__WHAT YOU ARE ASKED TO DO__: All of the data should be repeated exactly; pictures are not part of the copy.

__RECORDS__:
# # # # #

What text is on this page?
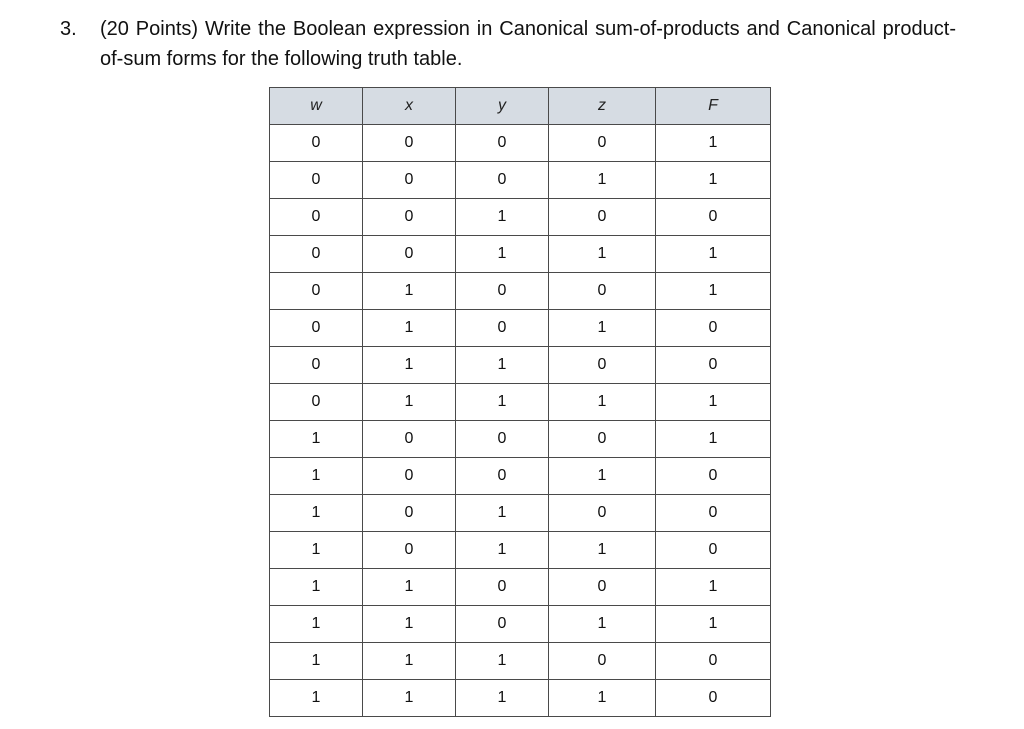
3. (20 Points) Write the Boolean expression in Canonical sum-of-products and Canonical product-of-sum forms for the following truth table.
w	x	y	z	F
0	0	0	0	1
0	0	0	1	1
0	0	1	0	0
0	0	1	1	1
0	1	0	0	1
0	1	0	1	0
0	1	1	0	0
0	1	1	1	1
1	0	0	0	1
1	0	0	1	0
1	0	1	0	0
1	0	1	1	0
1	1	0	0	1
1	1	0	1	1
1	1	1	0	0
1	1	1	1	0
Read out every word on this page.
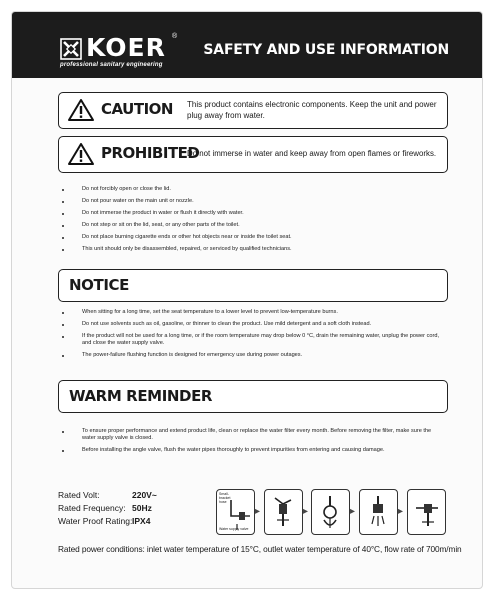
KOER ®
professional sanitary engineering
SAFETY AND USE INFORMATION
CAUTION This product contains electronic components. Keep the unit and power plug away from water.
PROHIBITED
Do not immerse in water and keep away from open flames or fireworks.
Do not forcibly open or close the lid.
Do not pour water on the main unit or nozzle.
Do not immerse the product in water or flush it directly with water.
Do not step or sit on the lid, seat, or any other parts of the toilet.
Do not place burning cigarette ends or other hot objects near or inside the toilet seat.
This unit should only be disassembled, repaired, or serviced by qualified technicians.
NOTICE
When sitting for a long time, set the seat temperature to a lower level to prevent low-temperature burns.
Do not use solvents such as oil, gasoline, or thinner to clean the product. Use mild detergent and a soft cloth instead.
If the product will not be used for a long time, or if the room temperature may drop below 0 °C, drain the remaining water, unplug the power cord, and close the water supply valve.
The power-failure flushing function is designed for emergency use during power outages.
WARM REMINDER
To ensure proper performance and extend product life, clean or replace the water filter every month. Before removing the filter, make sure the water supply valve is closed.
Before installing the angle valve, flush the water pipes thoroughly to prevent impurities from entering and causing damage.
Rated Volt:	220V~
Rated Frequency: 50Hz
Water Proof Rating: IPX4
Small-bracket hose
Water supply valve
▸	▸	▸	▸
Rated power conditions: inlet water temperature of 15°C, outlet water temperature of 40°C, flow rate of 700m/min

# # # # #

__SOLUTION FOR THIS PROBLEM__:
What text is on this page?
3. (20 Points) Write the Boolean expression in Canonical sum-of-products and Canonical product-of-sum forms for the following truth table.
w	x	y	z	F
0	0	0	0	1
0	0	0	1	1
0	0	1	0	0
0	0	1	1	1
0	1	0	0	1
0	1	0	1	0
0	1	1	0	0
0	1	1	1	1
1	0	0	0	1
1	0	0	1	0
1	0	1	0	0
1	0	1	1	0
1	1	0	0	1
1	1	0	1	1
1	1	1	0	0
1	1	1	1	0
Read out every word on this page.
KOER ®
professional sanitary engineering
SAFETY AND USE INFORMATION
CAUTION This product contains electronic components. Keep the unit and power plug away from water.
PROHIBITED
Do not immerse in water and keep away from open flames or fireworks.
Do not forcibly open or close the lid.
Do not pour water on the main unit or nozzle.
Do not immerse the product in water or flush it directly with water.
Do not step or sit on the lid, seat, or any other parts of the toilet.
Do not place burning cigarette ends or other hot objects near or inside the toilet seat.
This unit should only be disassembled, repaired, or serviced by qualified technicians.
NOTICE
When sitting for a long time, set the seat temperature to a lower level to prevent low-temperature burns.
Do not use solvents such as oil, gasoline, or thinner to clean the product. Use mild detergent and a soft cloth instead.
If the product will not be used for a long time, or if the room temperature may drop below 0 °C, drain the remaining water, unplug the power cord, and close the water supply valve.
The power-failure flushing function is designed for emergency use during power outages.
WARM REMINDER
To ensure proper performance and extend product life, clean or replace the water filter every month. Before removing the filter, make sure the water supply valve is closed.
Before installing the angle valve, flush the water pipes thoroughly to prevent impurities from entering and causing damage.
Rated Volt:	220V~
Rated Frequency: 50Hz
Water Proof Rating: IPX4
Small-bracket hose
Water supply valve
▸	▸	▸	▸
Rated power conditions: inlet water temperature of 15°C, outlet water temperature of 40°C, flow rate of 700m/min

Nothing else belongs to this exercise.